Provided data:
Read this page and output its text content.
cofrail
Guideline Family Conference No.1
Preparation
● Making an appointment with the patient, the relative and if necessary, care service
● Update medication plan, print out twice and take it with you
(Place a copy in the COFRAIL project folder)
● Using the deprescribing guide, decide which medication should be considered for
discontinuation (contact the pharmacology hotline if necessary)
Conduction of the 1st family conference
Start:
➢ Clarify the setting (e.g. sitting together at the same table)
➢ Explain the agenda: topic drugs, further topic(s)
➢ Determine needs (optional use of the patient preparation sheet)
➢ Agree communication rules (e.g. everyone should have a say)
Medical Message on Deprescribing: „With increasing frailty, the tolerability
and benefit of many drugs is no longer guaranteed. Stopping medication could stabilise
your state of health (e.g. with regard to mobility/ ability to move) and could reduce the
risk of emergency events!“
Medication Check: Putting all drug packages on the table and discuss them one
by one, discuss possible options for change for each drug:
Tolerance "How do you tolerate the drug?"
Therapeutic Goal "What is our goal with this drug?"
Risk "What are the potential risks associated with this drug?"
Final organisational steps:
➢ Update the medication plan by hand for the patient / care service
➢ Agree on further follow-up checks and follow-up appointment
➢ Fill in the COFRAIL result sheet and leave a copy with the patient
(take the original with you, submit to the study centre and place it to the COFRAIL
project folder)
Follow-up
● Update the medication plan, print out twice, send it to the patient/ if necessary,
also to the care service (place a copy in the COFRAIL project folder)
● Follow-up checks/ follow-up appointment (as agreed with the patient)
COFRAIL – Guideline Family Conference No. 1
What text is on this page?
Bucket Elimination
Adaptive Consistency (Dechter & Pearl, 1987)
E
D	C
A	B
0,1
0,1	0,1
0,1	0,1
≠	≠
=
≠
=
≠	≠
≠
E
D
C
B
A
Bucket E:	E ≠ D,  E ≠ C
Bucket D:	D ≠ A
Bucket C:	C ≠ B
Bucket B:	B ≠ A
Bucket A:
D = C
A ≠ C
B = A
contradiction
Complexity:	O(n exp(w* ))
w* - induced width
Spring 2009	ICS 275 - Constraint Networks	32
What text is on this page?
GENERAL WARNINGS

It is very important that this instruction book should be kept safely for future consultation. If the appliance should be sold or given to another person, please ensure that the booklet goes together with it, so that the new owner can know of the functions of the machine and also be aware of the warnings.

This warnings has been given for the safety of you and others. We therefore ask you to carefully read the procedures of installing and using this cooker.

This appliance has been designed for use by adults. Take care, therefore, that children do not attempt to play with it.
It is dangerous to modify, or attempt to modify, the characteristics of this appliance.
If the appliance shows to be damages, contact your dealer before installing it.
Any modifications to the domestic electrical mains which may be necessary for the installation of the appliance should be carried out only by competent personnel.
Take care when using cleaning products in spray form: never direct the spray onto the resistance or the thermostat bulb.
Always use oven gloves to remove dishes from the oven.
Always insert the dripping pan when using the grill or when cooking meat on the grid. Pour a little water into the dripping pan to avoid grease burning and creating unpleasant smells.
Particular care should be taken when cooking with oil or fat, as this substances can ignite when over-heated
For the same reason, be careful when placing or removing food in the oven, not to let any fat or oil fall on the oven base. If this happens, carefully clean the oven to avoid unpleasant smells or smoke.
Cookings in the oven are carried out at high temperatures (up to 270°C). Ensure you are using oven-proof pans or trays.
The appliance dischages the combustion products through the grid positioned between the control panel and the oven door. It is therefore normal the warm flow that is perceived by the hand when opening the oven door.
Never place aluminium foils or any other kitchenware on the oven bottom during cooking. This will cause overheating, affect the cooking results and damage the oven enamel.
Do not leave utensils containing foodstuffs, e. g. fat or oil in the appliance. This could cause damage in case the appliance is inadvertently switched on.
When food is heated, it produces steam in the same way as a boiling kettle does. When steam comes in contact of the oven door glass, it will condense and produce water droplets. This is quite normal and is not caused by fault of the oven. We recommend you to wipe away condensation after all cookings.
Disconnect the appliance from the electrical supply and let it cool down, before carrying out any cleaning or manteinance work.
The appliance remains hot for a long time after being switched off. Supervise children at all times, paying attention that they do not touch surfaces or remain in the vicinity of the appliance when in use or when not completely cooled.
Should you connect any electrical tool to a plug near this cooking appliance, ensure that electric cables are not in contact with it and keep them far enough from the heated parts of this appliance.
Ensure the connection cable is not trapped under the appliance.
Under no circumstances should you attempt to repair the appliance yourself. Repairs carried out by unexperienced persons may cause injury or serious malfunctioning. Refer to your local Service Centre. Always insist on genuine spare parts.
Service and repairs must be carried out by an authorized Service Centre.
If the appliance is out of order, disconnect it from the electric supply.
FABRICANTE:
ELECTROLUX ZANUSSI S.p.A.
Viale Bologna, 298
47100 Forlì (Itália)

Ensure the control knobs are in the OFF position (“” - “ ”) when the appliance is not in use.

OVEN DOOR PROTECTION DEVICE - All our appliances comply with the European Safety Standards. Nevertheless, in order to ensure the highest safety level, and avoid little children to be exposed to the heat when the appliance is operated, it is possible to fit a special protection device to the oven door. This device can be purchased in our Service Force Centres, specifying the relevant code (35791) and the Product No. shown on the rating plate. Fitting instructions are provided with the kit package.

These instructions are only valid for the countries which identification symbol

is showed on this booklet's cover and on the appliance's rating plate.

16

The problem:
Write out every line exactly as it stands.

Correct result:
Read this page and output its text content.
cofrail
Guideline Family Conference No.1
Preparation
● Making an appointment with the patient, the relative and if necessary, care service
● Update medication plan, print out twice and take it with you
(Place a copy in the COFRAIL project folder)
● Using the deprescribing guide, decide which medication should be considered for
discontinuation (contact the pharmacology hotline if necessary)
Conduction of the 1st family conference
Start:
➢ Clarify the setting (e.g. sitting together at the same table)
➢ Explain the agenda: topic drugs, further topic(s)
➢ Determine needs (optional use of the patient preparation sheet)
➢ Agree communication rules (e.g. everyone should have a say)
Medical Message on Deprescribing: „With increasing frailty, the tolerability
and benefit of many drugs is no longer guaranteed. Stopping medication could stabilise
your state of health (e.g. with regard to mobility/ ability to move) and could reduce the
risk of emergency events!“
Medication Check: Putting all drug packages on the table and discuss them one
by one, discuss possible options for change for each drug:
Tolerance "How do you tolerate the drug?"
Therapeutic Goal "What is our goal with this drug?"
Risk "What are the potential risks associated with this drug?"
Final organisational steps:
➢ Update the medication plan by hand for the patient / care service
➢ Agree on further follow-up checks and follow-up appointment
➢ Fill in the COFRAIL result sheet and leave a copy with the patient
(take the original with you, submit to the study centre and place it to the COFRAIL
project folder)
Follow-up
● Update the medication plan, print out twice, send it to the patient/ if necessary,
also to the care service (place a copy in the COFRAIL project folder)
● Follow-up checks/ follow-up appointment (as agreed with the patient)
COFRAIL – Guideline Family Conference No. 1
What text is on this page?
Bucket Elimination
Adaptive Consistency (Dechter & Pearl, 1987)
E
D	C
A	B
0,1
0,1	0,1
0,1	0,1
≠	≠
=
≠
=
≠	≠
≠
E
D
C
B
A
Bucket E:	E ≠ D,  E ≠ C
Bucket D:	D ≠ A
Bucket C:	C ≠ B
Bucket B:	B ≠ A
Bucket A:
D = C
A ≠ C
B = A
contradiction
Complexity:	O(n exp(w* ))
w* - induced width
Spring 2009	ICS 275 - Constraint Networks	32
What text is on this page?
GENERAL WARNINGS

It is very important that this instruction book should be kept safely for future consultation. If the appliance should be sold or given to another person, please ensure that the booklet goes together with it, so that the new owner can know of the functions of the machine and also be aware of the warnings.

This warnings has been given for the safety of you and others. We therefore ask you to carefully read the procedures of installing and using this cooker.

This appliance has been designed for use by adults. Take care, therefore, that children do not attempt to play with it.
It is dangerous to modify, or attempt to modify, the characteristics of this appliance.
If the appliance shows to be damages, contact your dealer before installing it.
Any modifications to the domestic electrical mains which may be necessary for the installation of the appliance should be carried out only by competent personnel.
Take care when using cleaning products in spray form: never direct the spray onto the resistance or the thermostat bulb.
Always use oven gloves to remove dishes from the oven.
Always insert the dripping pan when using the grill or when cooking meat on the grid. Pour a little water into the dripping pan to avoid grease burning and creating unpleasant smells.
Particular care should be taken when cooking with oil or fat, as this substances can ignite when over-heated
For the same reason, be careful when placing or removing food in the oven, not to let any fat or oil fall on the oven base. If this happens, carefully clean the oven to avoid unpleasant smells or smoke.
Cookings in the oven are carried out at high temperatures (up to 270°C). Ensure you are using oven-proof pans or trays.
The appliance dischages the combustion products through the grid positioned between the control panel and the oven door. It is therefore normal the warm flow that is perceived by the hand when opening the oven door.
Never place aluminium foils or any other kitchenware on the oven bottom during cooking. This will cause overheating, affect the cooking results and damage the oven enamel.
Do not leave utensils containing foodstuffs, e. g. fat or oil in the appliance. This could cause damage in case the appliance is inadvertently switched on.
When food is heated, it produces steam in the same way as a boiling kettle does. When steam comes in contact of the oven door glass, it will condense and produce water droplets. This is quite normal and is not caused by fault of the oven. We recommend you to wipe away condensation after all cookings.
Disconnect the appliance from the electrical supply and let it cool down, before carrying out any cleaning or manteinance work.
The appliance remains hot for a long time after being switched off. Supervise children at all times, paying attention that they do not touch surfaces or remain in the vicinity of the appliance when in use or when not completely cooled.
Should you connect any electrical tool to a plug near this cooking appliance, ensure that electric cables are not in contact with it and keep them far enough from the heated parts of this appliance.
Ensure the connection cable is not trapped under the appliance.
Under no circumstances should you attempt to repair the appliance yourself. Repairs carried out by unexperienced persons may cause injury or serious malfunctioning. Refer to your local Service Centre. Always insist on genuine spare parts.
Service and repairs must be carried out by an authorized Service Centre.
If the appliance is out of order, disconnect it from the electric supply.
FABRICANTE:
ELECTROLUX ZANUSSI S.p.A.
Viale Bologna, 298
47100 Forlì (Itália)

Ensure the control knobs are in the OFF position (“” - “ ”) when the appliance is not in use.

OVEN DOOR PROTECTION DEVICE - All our appliances comply with the European Safety Standards. Nevertheless, in order to ensure the highest safety level, and avoid little children to be exposed to the heat when the appliance is operated, it is possible to fit a special protection device to the oven door. This device can be purchased in our Service Force Centres, specifying the relevant code (35791) and the Product No. shown on the rating plate. Fitting instructions are provided with the kit package.

These instructions are only valid for the countries which identification symbol

is showed on this booklet's cover and on the appliance's rating plate.

16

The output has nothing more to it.